* The problem *
Everything in the listing should be restated word for word.

* The records *
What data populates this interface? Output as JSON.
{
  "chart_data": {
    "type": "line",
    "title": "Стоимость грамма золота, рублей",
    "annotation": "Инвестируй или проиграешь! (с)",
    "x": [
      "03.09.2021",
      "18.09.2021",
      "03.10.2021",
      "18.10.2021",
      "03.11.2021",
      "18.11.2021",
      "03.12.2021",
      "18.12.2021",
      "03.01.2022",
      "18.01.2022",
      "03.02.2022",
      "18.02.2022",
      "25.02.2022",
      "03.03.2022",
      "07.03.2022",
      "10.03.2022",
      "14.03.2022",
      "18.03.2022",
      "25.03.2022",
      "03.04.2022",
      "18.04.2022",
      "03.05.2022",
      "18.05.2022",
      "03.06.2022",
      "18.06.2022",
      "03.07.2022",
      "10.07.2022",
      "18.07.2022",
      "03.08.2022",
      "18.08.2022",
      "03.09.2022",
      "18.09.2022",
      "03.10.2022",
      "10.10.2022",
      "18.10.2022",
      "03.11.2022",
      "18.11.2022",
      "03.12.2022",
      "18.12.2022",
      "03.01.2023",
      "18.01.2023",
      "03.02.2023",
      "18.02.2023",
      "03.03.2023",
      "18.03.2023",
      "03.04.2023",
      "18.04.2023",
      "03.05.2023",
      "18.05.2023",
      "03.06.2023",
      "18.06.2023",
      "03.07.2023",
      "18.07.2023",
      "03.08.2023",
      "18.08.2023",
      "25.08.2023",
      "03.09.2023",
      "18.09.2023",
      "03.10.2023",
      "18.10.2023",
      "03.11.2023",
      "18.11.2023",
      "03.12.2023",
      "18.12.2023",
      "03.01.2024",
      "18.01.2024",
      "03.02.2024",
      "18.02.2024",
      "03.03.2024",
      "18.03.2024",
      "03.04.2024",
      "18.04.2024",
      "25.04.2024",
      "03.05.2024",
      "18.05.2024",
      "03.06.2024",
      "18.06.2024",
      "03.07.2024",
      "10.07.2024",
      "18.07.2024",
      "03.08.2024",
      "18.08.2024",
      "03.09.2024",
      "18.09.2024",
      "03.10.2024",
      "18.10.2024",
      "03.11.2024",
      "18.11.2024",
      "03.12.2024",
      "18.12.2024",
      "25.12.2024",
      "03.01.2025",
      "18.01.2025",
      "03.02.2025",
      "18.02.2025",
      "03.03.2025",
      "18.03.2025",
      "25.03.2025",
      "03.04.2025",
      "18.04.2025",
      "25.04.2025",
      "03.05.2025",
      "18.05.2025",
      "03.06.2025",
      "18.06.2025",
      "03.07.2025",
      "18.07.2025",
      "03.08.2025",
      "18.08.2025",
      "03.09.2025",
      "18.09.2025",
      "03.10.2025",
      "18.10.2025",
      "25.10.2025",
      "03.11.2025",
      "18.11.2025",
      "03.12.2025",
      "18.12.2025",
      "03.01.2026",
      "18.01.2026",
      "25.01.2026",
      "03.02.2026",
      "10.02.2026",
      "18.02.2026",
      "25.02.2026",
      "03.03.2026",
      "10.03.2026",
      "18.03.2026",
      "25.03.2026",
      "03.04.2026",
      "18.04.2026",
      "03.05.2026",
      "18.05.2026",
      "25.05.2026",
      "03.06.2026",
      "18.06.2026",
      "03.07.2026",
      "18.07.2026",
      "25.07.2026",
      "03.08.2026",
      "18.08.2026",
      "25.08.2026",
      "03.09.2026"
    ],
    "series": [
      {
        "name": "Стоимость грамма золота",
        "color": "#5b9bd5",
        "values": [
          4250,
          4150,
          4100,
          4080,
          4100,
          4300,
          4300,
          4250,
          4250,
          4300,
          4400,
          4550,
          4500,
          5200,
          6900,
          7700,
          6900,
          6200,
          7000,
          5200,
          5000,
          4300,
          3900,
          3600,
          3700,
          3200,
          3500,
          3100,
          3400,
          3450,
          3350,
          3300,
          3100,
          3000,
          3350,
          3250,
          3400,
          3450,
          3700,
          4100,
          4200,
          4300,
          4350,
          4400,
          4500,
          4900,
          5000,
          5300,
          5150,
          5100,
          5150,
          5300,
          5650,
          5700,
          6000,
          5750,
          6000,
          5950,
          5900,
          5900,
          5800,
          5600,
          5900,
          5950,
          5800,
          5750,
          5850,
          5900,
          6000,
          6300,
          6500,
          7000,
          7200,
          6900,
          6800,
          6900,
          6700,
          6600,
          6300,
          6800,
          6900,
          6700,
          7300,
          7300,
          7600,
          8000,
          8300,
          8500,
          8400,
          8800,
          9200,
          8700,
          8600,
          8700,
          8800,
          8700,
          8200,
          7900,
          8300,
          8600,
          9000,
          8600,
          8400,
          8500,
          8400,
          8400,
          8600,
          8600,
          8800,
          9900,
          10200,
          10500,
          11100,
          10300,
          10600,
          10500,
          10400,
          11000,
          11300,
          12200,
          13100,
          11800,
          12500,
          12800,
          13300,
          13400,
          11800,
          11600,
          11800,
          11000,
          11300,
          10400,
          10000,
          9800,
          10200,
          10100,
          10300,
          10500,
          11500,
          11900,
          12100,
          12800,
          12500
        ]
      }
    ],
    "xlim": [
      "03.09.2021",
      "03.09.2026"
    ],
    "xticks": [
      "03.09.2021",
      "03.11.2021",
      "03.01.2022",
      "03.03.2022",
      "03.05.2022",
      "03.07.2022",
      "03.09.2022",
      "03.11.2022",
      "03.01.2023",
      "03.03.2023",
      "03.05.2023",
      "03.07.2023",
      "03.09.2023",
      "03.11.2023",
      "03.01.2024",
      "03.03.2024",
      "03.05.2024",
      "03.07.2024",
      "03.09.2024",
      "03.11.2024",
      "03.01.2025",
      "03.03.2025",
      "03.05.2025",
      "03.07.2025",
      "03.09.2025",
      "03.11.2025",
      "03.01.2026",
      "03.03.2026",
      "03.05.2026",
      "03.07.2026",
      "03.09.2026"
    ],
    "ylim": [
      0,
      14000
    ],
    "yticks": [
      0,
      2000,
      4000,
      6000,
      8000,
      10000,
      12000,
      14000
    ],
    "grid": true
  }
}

* Written response *
What data populates this interface? Output as JSON.
{
  "chart_data": {
    "type": "line",
    "title": "Стоимость грамма золота, рублей",
    "annotation": "Инвестируй или проиграешь! (с)",
    "x": [
      "03.09.2021",
      "18.09.2021",
      "03.10.2021",
      "18.10.2021",
      "03.11.2021",
      "18.11.2021",
      "03.12.2021",
      "18.12.2021",
      "03.01.2022",
      "18.01.2022",
      "03.02.2022",
      "18.02.2022",
      "25.02.2022",
      "03.03.2022",
      "07.03.2022",
      "10.03.2022",
      "14.03.2022",
      "18.03.2022",
      "25.03.2022",
      "03.04.2022",
      "18.04.2022",
      "03.05.2022",
      "18.05.2022",
      "03.06.2022",
      "18.06.2022",
      "03.07.2022",
      "10.07.2022",
      "18.07.2022",
      "03.08.2022",
      "18.08.2022",
      "03.09.2022",
      "18.09.2022",
      "03.10.2022",
      "10.10.2022",
      "18.10.2022",
      "03.11.2022",
      "18.11.2022",
      "03.12.2022",
      "18.12.2022",
      "03.01.2023",
      "18.01.2023",
      "03.02.2023",
      "18.02.2023",
      "03.03.2023",
      "18.03.2023",
      "03.04.2023",
      "18.04.2023",
      "03.05.2023",
      "18.05.2023",
      "03.06.2023",
      "18.06.2023",
      "03.07.2023",
      "18.07.2023",
      "03.08.2023",
      "18.08.2023",
      "25.08.2023",
      "03.09.2023",
      "18.09.2023",
      "03.10.2023",
      "18.10.2023",
      "03.11.2023",
      "18.11.2023",
      "03.12.2023",
      "18.12.2023",
      "03.01.2024",
      "18.01.2024",
      "03.02.2024",
      "18.02.2024",
      "03.03.2024",
      "18.03.2024",
      "03.04.2024",
      "18.04.2024",
      "25.04.2024",
      "03.05.2024",
      "18.05.2024",
      "03.06.2024",
      "18.06.2024",
      "03.07.2024",
      "10.07.2024",
      "18.07.2024",
      "03.08.2024",
      "18.08.2024",
      "03.09.2024",
      "18.09.2024",
      "03.10.2024",
      "18.10.2024",
      "03.11.2024",
      "18.11.2024",
      "03.12.2024",
      "18.12.2024",
      "25.12.2024",
      "03.01.2025",
      "18.01.2025",
      "03.02.2025",
      "18.02.2025",
      "03.03.2025",
      "18.03.2025",
      "25.03.2025",
      "03.04.2025",
      "18.04.2025",
      "25.04.2025",
      "03.05.2025",
      "18.05.2025",
      "03.06.2025",
      "18.06.2025",
      "03.07.2025",
      "18.07.2025",
      "03.08.2025",
      "18.08.2025",
      "03.09.2025",
      "18.09.2025",
      "03.10.2025",
      "18.10.2025",
      "25.10.2025",
      "03.11.2025",
      "18.11.2025",
      "03.12.2025",
      "18.12.2025",
      "03.01.2026",
      "18.01.2026",
      "25.01.2026",
      "03.02.2026",
      "10.02.2026",
      "18.02.2026",
      "25.02.2026",
      "03.03.2026",
      "10.03.2026",
      "18.03.2026",
      "25.03.2026",
      "03.04.2026",
      "18.04.2026",
      "03.05.2026",
      "18.05.2026",
      "25.05.2026",
      "03.06.2026",
      "18.06.2026",
      "03.07.2026",
      "18.07.2026",
      "25.07.2026",
      "03.08.2026",
      "18.08.2026",
      "25.08.2026",
      "03.09.2026"
    ],
    "series": [
      {
        "name": "Стоимость грамма золота",
        "color": "#5b9bd5",
        "values": [
          4250,
          4150,
          4100,
          4080,
          4100,
          4300,
          4300,
          4250,
          4250,
          4300,
          4400,
          4550,
          4500,
          5200,
          6900,
          7700,
          6900,
          6200,
          7000,
          5200,
          5000,
          4300,
          3900,
          3600,
          3700,
          3200,
          3500,
          3100,
          3400,
          3450,
          3350,
          3300,
          3100,
          3000,
          3350,
          3250,
          3400,
          3450,
          3700,
          4100,
          4200,
          4300,
          4350,
          4400,
          4500,
          4900,
          5000,
          5300,
          5150,
          5100,
          5150,
          5300,
          5650,
          5700,
          6000,
          5750,
          6000,
          5950,
          5900,
          5900,
          5800,
          5600,
          5900,
          5950,
          5800,
          5750,
          5850,
          5900,
          6000,
          6300,
          6500,
          7000,
          7200,
          6900,
          6800,
          6900,
          6700,
          6600,
          6300,
          6800,
          6900,
          6700,
          7300,
          7300,
          7600,
          8000,
          8300,
          8500,
          8400,
          8800,
          9200,
          8700,
          8600,
          8700,
          8800,
          8700,
          8200,
          7900,
          8300,
          8600,
          9000,
          8600,
          8400,
          8500,
          8400,
          8400,
          8600,
          8600,
          8800,
          9900,
          10200,
          10500,
          11100,
          10300,
          10600,
          10500,
          10400,
          11000,
          11300,
          12200,
          13100,
          11800,
          12500,
          12800,
          13300,
          13400,
          11800,
          11600,
          11800,
          11000,
          11300,
          10400,
          10000,
          9800,
          10200,
          10100,
          10300,
          10500,
          11500,
          11900,
          12100,
          12800,
          12500
        ]
      }
    ],
    "xlim": [
      "03.09.2021",
      "03.09.2026"
    ],
    "xticks": [
      "03.09.2021",
      "03.11.2021",
      "03.01.2022",
      "03.03.2022",
      "03.05.2022",
      "03.07.2022",
      "03.09.2022",
      "03.11.2022",
      "03.01.2023",
      "03.03.2023",
      "03.05.2023",
      "03.07.2023",
      "03.09.2023",
      "03.11.2023",
      "03.01.2024",
      "03.03.2024",
      "03.05.2024",
      "03.07.2024",
      "03.09.2024",
      "03.11.2024",
      "03.01.2025",
      "03.03.2025",
      "03.05.2025",
      "03.07.2025",
      "03.09.2025",
      "03.11.2025",
      "03.01.2026",
      "03.03.2026",
      "03.05.2026",
      "03.07.2026",
      "03.09.2026"
    ],
    "ylim": [
      0,
      14000
    ],
    "yticks": [
      0,
      2000,
      4000,
      6000,
      8000,
      10000,
      12000,
      14000
    ],
    "grid": true
  }
}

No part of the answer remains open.